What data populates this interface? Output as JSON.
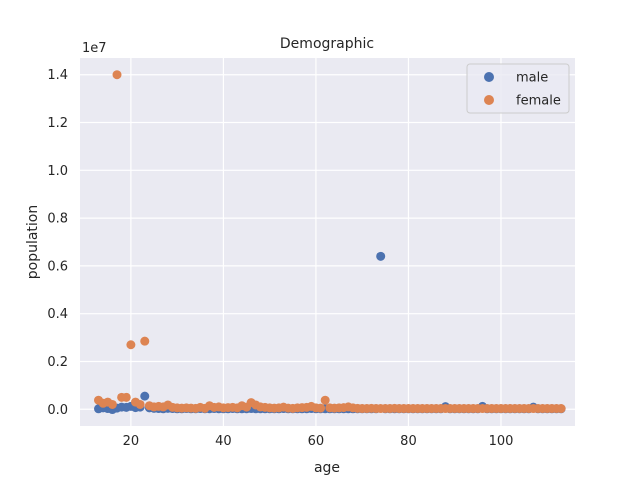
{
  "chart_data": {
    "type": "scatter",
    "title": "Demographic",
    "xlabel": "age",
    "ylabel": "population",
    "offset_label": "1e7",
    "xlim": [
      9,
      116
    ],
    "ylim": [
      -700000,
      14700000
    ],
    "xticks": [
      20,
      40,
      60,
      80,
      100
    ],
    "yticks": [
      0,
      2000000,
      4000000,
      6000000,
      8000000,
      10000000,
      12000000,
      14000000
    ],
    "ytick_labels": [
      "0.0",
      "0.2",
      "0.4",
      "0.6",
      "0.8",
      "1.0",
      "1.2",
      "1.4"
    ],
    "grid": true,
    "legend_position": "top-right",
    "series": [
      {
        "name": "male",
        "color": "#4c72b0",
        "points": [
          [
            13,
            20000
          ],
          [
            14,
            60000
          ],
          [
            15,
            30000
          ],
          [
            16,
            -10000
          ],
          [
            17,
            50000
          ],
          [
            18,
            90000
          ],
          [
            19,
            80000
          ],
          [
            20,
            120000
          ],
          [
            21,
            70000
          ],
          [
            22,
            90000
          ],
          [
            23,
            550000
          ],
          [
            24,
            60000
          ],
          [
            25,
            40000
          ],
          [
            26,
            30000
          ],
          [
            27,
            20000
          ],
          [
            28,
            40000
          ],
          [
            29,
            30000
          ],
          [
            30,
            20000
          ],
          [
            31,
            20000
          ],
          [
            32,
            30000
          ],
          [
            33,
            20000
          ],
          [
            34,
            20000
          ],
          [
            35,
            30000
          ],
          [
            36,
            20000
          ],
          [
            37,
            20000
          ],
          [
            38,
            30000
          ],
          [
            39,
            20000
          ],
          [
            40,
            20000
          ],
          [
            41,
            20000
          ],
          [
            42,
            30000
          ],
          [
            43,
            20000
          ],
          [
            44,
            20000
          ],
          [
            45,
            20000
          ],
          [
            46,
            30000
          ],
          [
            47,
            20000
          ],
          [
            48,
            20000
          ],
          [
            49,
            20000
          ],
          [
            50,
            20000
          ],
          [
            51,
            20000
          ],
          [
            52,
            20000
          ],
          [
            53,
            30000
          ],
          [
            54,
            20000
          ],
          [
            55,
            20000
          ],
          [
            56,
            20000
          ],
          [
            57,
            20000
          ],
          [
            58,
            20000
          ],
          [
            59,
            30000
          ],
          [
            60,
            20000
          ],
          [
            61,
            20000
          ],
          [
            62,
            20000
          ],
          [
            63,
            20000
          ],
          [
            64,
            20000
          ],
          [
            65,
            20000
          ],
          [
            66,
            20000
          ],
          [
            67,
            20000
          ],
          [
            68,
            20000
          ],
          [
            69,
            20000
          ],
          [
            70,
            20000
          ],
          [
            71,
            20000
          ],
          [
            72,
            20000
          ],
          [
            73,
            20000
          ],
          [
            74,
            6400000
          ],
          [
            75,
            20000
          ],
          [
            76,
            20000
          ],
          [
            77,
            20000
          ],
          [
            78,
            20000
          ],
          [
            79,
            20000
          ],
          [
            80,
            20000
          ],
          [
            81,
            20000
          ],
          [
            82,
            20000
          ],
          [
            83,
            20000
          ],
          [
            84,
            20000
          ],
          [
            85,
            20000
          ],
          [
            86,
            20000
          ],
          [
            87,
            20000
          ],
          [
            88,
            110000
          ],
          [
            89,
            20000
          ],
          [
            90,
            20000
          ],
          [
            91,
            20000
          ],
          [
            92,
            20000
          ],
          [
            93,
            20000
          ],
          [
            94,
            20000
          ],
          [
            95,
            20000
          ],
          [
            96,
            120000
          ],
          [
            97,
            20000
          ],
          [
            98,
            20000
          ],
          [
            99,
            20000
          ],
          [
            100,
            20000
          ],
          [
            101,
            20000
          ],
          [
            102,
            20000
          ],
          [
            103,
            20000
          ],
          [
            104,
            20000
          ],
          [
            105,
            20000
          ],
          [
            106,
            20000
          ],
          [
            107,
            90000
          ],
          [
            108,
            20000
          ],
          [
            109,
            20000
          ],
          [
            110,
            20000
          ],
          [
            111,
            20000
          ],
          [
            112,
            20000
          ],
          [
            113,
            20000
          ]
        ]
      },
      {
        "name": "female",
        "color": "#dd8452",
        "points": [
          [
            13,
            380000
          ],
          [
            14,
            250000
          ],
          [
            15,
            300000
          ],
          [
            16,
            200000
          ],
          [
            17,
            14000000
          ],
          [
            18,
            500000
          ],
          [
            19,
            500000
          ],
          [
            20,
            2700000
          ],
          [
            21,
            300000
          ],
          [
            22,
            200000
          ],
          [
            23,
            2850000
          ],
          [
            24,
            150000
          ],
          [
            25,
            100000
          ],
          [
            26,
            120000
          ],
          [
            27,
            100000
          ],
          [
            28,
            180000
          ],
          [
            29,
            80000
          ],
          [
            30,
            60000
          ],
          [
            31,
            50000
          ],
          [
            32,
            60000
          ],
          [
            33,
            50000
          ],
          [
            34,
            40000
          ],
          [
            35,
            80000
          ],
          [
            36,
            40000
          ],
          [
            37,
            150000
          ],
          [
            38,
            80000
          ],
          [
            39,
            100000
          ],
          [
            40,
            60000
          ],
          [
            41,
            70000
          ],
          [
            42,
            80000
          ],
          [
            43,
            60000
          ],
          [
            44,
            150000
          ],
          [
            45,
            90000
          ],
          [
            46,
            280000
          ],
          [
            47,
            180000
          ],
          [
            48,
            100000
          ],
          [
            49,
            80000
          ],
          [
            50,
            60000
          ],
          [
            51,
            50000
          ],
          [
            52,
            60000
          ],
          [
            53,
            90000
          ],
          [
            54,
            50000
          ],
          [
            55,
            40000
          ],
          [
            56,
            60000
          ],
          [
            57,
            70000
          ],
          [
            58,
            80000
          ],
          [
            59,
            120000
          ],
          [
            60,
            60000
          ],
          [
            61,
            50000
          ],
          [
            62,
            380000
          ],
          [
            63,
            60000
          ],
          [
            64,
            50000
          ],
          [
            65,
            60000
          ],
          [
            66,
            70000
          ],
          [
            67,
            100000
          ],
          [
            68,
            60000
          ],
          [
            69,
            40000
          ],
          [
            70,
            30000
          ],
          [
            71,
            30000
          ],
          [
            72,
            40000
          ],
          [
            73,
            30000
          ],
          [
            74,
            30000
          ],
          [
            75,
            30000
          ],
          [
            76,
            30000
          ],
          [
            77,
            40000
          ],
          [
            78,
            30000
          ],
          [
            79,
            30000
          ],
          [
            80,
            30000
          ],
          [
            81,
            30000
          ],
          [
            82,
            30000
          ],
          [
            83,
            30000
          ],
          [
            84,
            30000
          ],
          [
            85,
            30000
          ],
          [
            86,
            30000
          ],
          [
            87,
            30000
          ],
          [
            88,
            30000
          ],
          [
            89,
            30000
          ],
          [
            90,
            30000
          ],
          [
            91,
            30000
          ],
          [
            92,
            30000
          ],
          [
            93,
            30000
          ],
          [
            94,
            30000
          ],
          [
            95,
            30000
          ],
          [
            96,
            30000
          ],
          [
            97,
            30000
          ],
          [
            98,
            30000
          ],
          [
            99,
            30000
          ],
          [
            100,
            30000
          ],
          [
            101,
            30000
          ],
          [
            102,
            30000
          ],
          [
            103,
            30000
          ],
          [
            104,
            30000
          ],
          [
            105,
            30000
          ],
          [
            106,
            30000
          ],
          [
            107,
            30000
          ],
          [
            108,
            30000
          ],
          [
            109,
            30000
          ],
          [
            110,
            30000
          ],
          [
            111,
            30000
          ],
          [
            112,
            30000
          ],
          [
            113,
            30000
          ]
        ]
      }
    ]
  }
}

• Work to do: Every record above should come back exactly, but without its pictures.

• The completed task:
What data populates this interface? Output as JSON.
{
  "chart_data": {
    "type": "scatter",
    "title": "Demographic",
    "xlabel": "age",
    "ylabel": "population",
    "offset_label": "1e7",
    "xlim": [
      9,
      116
    ],
    "ylim": [
      -700000,
      14700000
    ],
    "xticks": [
      20,
      40,
      60,
      80,
      100
    ],
    "yticks": [
      0,
      2000000,
      4000000,
      6000000,
      8000000,
      10000000,
      12000000,
      14000000
    ],
    "ytick_labels": [
      "0.0",
      "0.2",
      "0.4",
      "0.6",
      "0.8",
      "1.0",
      "1.2",
      "1.4"
    ],
    "grid": true,
    "legend_position": "top-right",
    "series": [
      {
        "name": "male",
        "color": "#4c72b0",
        "points": [
          [
            13,
            20000
          ],
          [
            14,
            60000
          ],
          [
            15,
            30000
          ],
          [
            16,
            -10000
          ],
          [
            17,
            50000
          ],
          [
            18,
            90000
          ],
          [
            19,
            80000
          ],
          [
            20,
            120000
          ],
          [
            21,
            70000
          ],
          [
            22,
            90000
          ],
          [
            23,
            550000
          ],
          [
            24,
            60000
          ],
          [
            25,
            40000
          ],
          [
            26,
            30000
          ],
          [
            27,
            20000
          ],
          [
            28,
            40000
          ],
          [
            29,
            30000
          ],
          [
            30,
            20000
          ],
          [
            31,
            20000
          ],
          [
            32,
            30000
          ],
          [
            33,
            20000
          ],
          [
            34,
            20000
          ],
          [
            35,
            30000
          ],
          [
            36,
            20000
          ],
          [
            37,
            20000
          ],
          [
            38,
            30000
          ],
          [
            39,
            20000
          ],
          [
            40,
            20000
          ],
          [
            41,
            20000
          ],
          [
            42,
            30000
          ],
          [
            43,
            20000
          ],
          [
            44,
            20000
          ],
          [
            45,
            20000
          ],
          [
            46,
            30000
          ],
          [
            47,
            20000
          ],
          [
            48,
            20000
          ],
          [
            49,
            20000
          ],
          [
            50,
            20000
          ],
          [
            51,
            20000
          ],
          [
            52,
            20000
          ],
          [
            53,
            30000
          ],
          [
            54,
            20000
          ],
          [
            55,
            20000
          ],
          [
            56,
            20000
          ],
          [
            57,
            20000
          ],
          [
            58,
            20000
          ],
          [
            59,
            30000
          ],
          [
            60,
            20000
          ],
          [
            61,
            20000
          ],
          [
            62,
            20000
          ],
          [
            63,
            20000
          ],
          [
            64,
            20000
          ],
          [
            65,
            20000
          ],
          [
            66,
            20000
          ],
          [
            67,
            20000
          ],
          [
            68,
            20000
          ],
          [
            69,
            20000
          ],
          [
            70,
            20000
          ],
          [
            71,
            20000
          ],
          [
            72,
            20000
          ],
          [
            73,
            20000
          ],
          [
            74,
            6400000
          ],
          [
            75,
            20000
          ],
          [
            76,
            20000
          ],
          [
            77,
            20000
          ],
          [
            78,
            20000
          ],
          [
            79,
            20000
          ],
          [
            80,
            20000
          ],
          [
            81,
            20000
          ],
          [
            82,
            20000
          ],
          [
            83,
            20000
          ],
          [
            84,
            20000
          ],
          [
            85,
            20000
          ],
          [
            86,
            20000
          ],
          [
            87,
            20000
          ],
          [
            88,
            110000
          ],
          [
            89,
            20000
          ],
          [
            90,
            20000
          ],
          [
            91,
            20000
          ],
          [
            92,
            20000
          ],
          [
            93,
            20000
          ],
          [
            94,
            20000
          ],
          [
            95,
            20000
          ],
          [
            96,
            120000
          ],
          [
            97,
            20000
          ],
          [
            98,
            20000
          ],
          [
            99,
            20000
          ],
          [
            100,
            20000
          ],
          [
            101,
            20000
          ],
          [
            102,
            20000
          ],
          [
            103,
            20000
          ],
          [
            104,
            20000
          ],
          [
            105,
            20000
          ],
          [
            106,
            20000
          ],
          [
            107,
            90000
          ],
          [
            108,
            20000
          ],
          [
            109,
            20000
          ],
          [
            110,
            20000
          ],
          [
            111,
            20000
          ],
          [
            112,
            20000
          ],
          [
            113,
            20000
          ]
        ]
      },
      {
        "name": "female",
        "color": "#dd8452",
        "points": [
          [
            13,
            380000
          ],
          [
            14,
            250000
          ],
          [
            15,
            300000
          ],
          [
            16,
            200000
          ],
          [
            17,
            14000000
          ],
          [
            18,
            500000
          ],
          [
            19,
            500000
          ],
          [
            20,
            2700000
          ],
          [
            21,
            300000
          ],
          [
            22,
            200000
          ],
          [
            23,
            2850000
          ],
          [
            24,
            150000
          ],
          [
            25,
            100000
          ],
          [
            26,
            120000
          ],
          [
            27,
            100000
          ],
          [
            28,
            180000
          ],
          [
            29,
            80000
          ],
          [
            30,
            60000
          ],
          [
            31,
            50000
          ],
          [
            32,
            60000
          ],
          [
            33,
            50000
          ],
          [
            34,
            40000
          ],
          [
            35,
            80000
          ],
          [
            36,
            40000
          ],
          [
            37,
            150000
          ],
          [
            38,
            80000
          ],
          [
            39,
            100000
          ],
          [
            40,
            60000
          ],
          [
            41,
            70000
          ],
          [
            42,
            80000
          ],
          [
            43,
            60000
          ],
          [
            44,
            150000
          ],
          [
            45,
            90000
          ],
          [
            46,
            280000
          ],
          [
            47,
            180000
          ],
          [
            48,
            100000
          ],
          [
            49,
            80000
          ],
          [
            50,
            60000
          ],
          [
            51,
            50000
          ],
          [
            52,
            60000
          ],
          [
            53,
            90000
          ],
          [
            54,
            50000
          ],
          [
            55,
            40000
          ],
          [
            56,
            60000
          ],
          [
            57,
            70000
          ],
          [
            58,
            80000
          ],
          [
            59,
            120000
          ],
          [
            60,
            60000
          ],
          [
            61,
            50000
          ],
          [
            62,
            380000
          ],
          [
            63,
            60000
          ],
          [
            64,
            50000
          ],
          [
            65,
            60000
          ],
          [
            66,
            70000
          ],
          [
            67,
            100000
          ],
          [
            68,
            60000
          ],
          [
            69,
            40000
          ],
          [
            70,
            30000
          ],
          [
            71,
            30000
          ],
          [
            72,
            40000
          ],
          [
            73,
            30000
          ],
          [
            74,
            30000
          ],
          [
            75,
            30000
          ],
          [
            76,
            30000
          ],
          [
            77,
            40000
          ],
          [
            78,
            30000
          ],
          [
            79,
            30000
          ],
          [
            80,
            30000
          ],
          [
            81,
            30000
          ],
          [
            82,
            30000
          ],
          [
            83,
            30000
          ],
          [
            84,
            30000
          ],
          [
            85,
            30000
          ],
          [
            86,
            30000
          ],
          [
            87,
            30000
          ],
          [
            88,
            30000
          ],
          [
            89,
            30000
          ],
          [
            90,
            30000
          ],
          [
            91,
            30000
          ],
          [
            92,
            30000
          ],
          [
            93,
            30000
          ],
          [
            94,
            30000
          ],
          [
            95,
            30000
          ],
          [
            96,
            30000
          ],
          [
            97,
            30000
          ],
          [
            98,
            30000
          ],
          [
            99,
            30000
          ],
          [
            100,
            30000
          ],
          [
            101,
            30000
          ],
          [
            102,
            30000
          ],
          [
            103,
            30000
          ],
          [
            104,
            30000
          ],
          [
            105,
            30000
          ],
          [
            106,
            30000
          ],
          [
            107,
            30000
          ],
          [
            108,
            30000
          ],
          [
            109,
            30000
          ],
          [
            110,
            30000
          ],
          [
            111,
            30000
          ],
          [
            112,
            30000
          ],
          [
            113,
            30000
          ]
        ]
      }
    ]
  }
}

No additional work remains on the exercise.